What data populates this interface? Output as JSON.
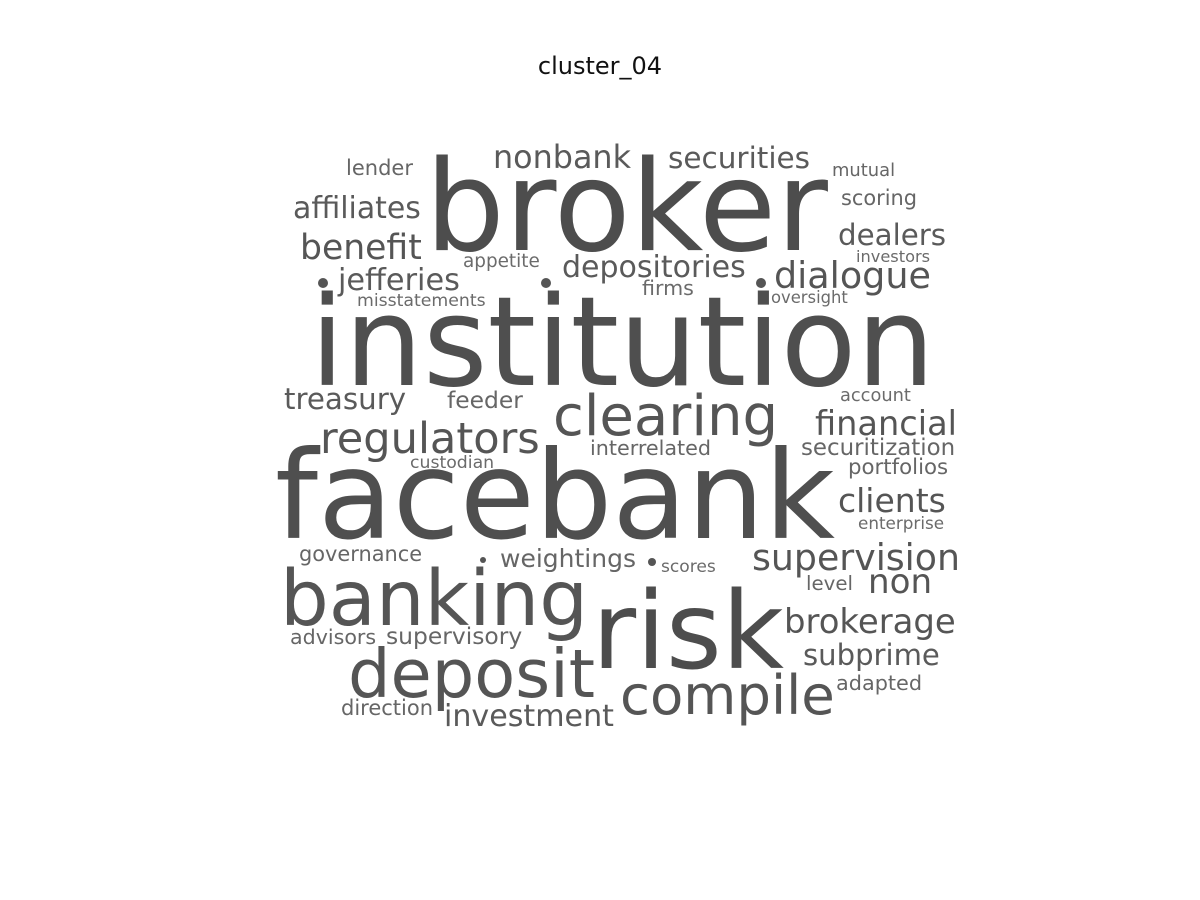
{
  "title": "cluster_04",
  "colors": {
    "word": "#505050",
    "title": "#111111"
  },
  "words": [
    {
      "text": "broker",
      "weight": 100,
      "shade": "#4d4d4d"
    },
    {
      "text": "institution",
      "weight": 100,
      "shade": "#4f4f4f"
    },
    {
      "text": "facebank",
      "weight": 100,
      "shade": "#4f4f4f"
    },
    {
      "text": "risk",
      "weight": 90,
      "shade": "#4d4d4d"
    },
    {
      "text": "banking",
      "weight": 70,
      "shade": "#555555"
    },
    {
      "text": "deposit",
      "weight": 60,
      "shade": "#555555"
    },
    {
      "text": "clearing",
      "weight": 55,
      "shade": "#555555"
    },
    {
      "text": "compile",
      "weight": 48,
      "shade": "#555555"
    },
    {
      "text": "regulators",
      "weight": 40,
      "shade": "#555555"
    },
    {
      "text": "supervision",
      "weight": 34,
      "shade": "#555555"
    },
    {
      "text": "dialogue",
      "weight": 33,
      "shade": "#555555"
    },
    {
      "text": "financial",
      "weight": 32,
      "shade": "#555555"
    },
    {
      "text": "brokerage",
      "weight": 31,
      "shade": "#555555"
    },
    {
      "text": "benefit",
      "weight": 30,
      "shade": "#555555"
    },
    {
      "text": "depositories",
      "weight": 30,
      "shade": "#5a5a5a"
    },
    {
      "text": "clients",
      "weight": 30,
      "shade": "#555555"
    },
    {
      "text": "nonbank",
      "weight": 28,
      "shade": "#5a5a5a"
    },
    {
      "text": "securities",
      "weight": 28,
      "shade": "#5a5a5a"
    },
    {
      "text": "affiliates",
      "weight": 28,
      "shade": "#5a5a5a"
    },
    {
      "text": "jefferies",
      "weight": 28,
      "shade": "#5a5a5a"
    },
    {
      "text": "treasury",
      "weight": 27,
      "shade": "#5a5a5a"
    },
    {
      "text": "investment",
      "weight": 27,
      "shade": "#5a5a5a"
    },
    {
      "text": "non",
      "weight": 27,
      "shade": "#555555"
    },
    {
      "text": "dealers",
      "weight": 26,
      "shade": "#5a5a5a"
    },
    {
      "text": "subprime",
      "weight": 25,
      "shade": "#5a5a5a"
    },
    {
      "text": "weightings",
      "weight": 22,
      "shade": "#666666"
    },
    {
      "text": "supervisory",
      "weight": 21,
      "shade": "#666666"
    },
    {
      "text": "interrelated",
      "weight": 20,
      "shade": "#666666"
    },
    {
      "text": "securitization",
      "weight": 21,
      "shade": "#666666"
    },
    {
      "text": "feeder",
      "weight": 20,
      "shade": "#666666"
    },
    {
      "text": "lender",
      "weight": 19,
      "shade": "#666666"
    },
    {
      "text": "governance",
      "weight": 19,
      "shade": "#666666"
    },
    {
      "text": "advisors",
      "weight": 19,
      "shade": "#666666"
    },
    {
      "text": "direction",
      "weight": 19,
      "shade": "#666666"
    },
    {
      "text": "scoring",
      "weight": 19,
      "shade": "#666666"
    },
    {
      "text": "adapted",
      "weight": 19,
      "shade": "#666666"
    },
    {
      "text": "portfolios",
      "weight": 18,
      "shade": "#666666"
    },
    {
      "text": "level",
      "weight": 18,
      "shade": "#666666"
    },
    {
      "text": "mutual",
      "weight": 17,
      "shade": "#666666"
    },
    {
      "text": "appetite",
      "weight": 16,
      "shade": "#6b6b6b"
    },
    {
      "text": "firms",
      "weight": 16,
      "shade": "#6b6b6b"
    },
    {
      "text": "custodian",
      "weight": 15,
      "shade": "#6b6b6b"
    },
    {
      "text": "account",
      "weight": 16,
      "shade": "#6b6b6b"
    },
    {
      "text": "enterprise",
      "weight": 15,
      "shade": "#6b6b6b"
    },
    {
      "text": "scores",
      "weight": 16,
      "shade": "#6b6b6b"
    },
    {
      "text": "misstatements",
      "weight": 15,
      "shade": "#6b6b6b"
    },
    {
      "text": "investors",
      "weight": 14,
      "shade": "#6b6b6b"
    },
    {
      "text": "oversight",
      "weight": 14,
      "shade": "#6b6b6b"
    }
  ]
}
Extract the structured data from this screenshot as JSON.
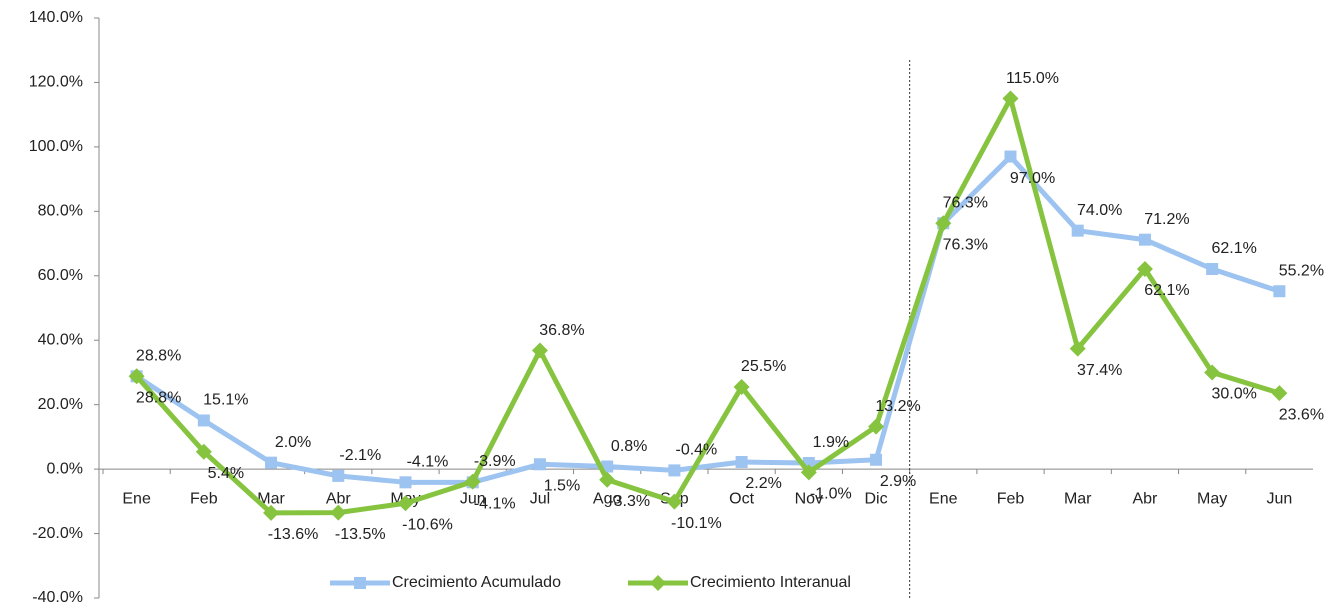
{
  "chart_data": {
    "type": "line",
    "categories": [
      "Ene",
      "Feb",
      "Mar",
      "Abr",
      "May",
      "Jun",
      "Jul",
      "Ago",
      "Sep",
      "Oct",
      "Nov",
      "Dic",
      "Ene",
      "Feb",
      "Mar",
      "Abr",
      "May",
      "Jun"
    ],
    "series": [
      {
        "name": "Crecimiento Acumulado",
        "color": "#9dc3f0",
        "marker": "square",
        "values": [
          28.8,
          15.1,
          2.0,
          -2.1,
          -4.1,
          -4.1,
          1.5,
          0.8,
          -0.4,
          2.2,
          1.9,
          2.9,
          76.3,
          97.0,
          74.0,
          71.2,
          62.1,
          55.2
        ],
        "value_labels": [
          "28.8%",
          "15.1%",
          "2.0%",
          "-2.1%",
          "-4.1%",
          "-4.1%",
          "1.5%",
          "0.8%",
          "-0.4%",
          "2.2%",
          "1.9%",
          "2.9%",
          "76.3%",
          "97.0%",
          "74.0%",
          "71.2%",
          "62.1%",
          "55.2%"
        ]
      },
      {
        "name": "Crecimiento Interanual",
        "color": "#86c440",
        "marker": "diamond",
        "values": [
          28.8,
          5.4,
          -13.6,
          -13.5,
          -10.6,
          -3.9,
          36.8,
          -3.3,
          -10.1,
          25.5,
          -1.0,
          13.2,
          76.3,
          115.0,
          37.4,
          62.1,
          30.0,
          23.6
        ],
        "value_labels": [
          "28.8%",
          "5.4%",
          "-13.6%",
          "-13.5%",
          "-10.6%",
          "-3.9%",
          "36.8%",
          "-3.3%",
          "-10.1%",
          "25.5%",
          "-1.0%",
          "13.2%",
          "76.3%",
          "115.0%",
          "37.4%",
          "62.1%",
          "30.0%",
          "23.6%"
        ]
      }
    ],
    "ylim": [
      -40,
      140
    ],
    "yticks": [
      {
        "value": -40,
        "label": "-40.0%"
      },
      {
        "value": -20,
        "label": "-20.0%"
      },
      {
        "value": 0,
        "label": "0.0%"
      },
      {
        "value": 20,
        "label": "20.0%"
      },
      {
        "value": 40,
        "label": "40.0%"
      },
      {
        "value": 60,
        "label": "60.0%"
      },
      {
        "value": 80,
        "label": "80.0%"
      },
      {
        "value": 100,
        "label": "100.0%"
      },
      {
        "value": 120,
        "label": "120.0%"
      },
      {
        "value": 140,
        "label": "140.0%"
      }
    ],
    "legend": "bottom"
  }
}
+===+
| Aim |
Pull out all lines from the entries above in which the word "this" appears.

| Answer to the exercise |
What data populates this interface? Output as JSON.
Extract the structured data from this screenshot as JSON.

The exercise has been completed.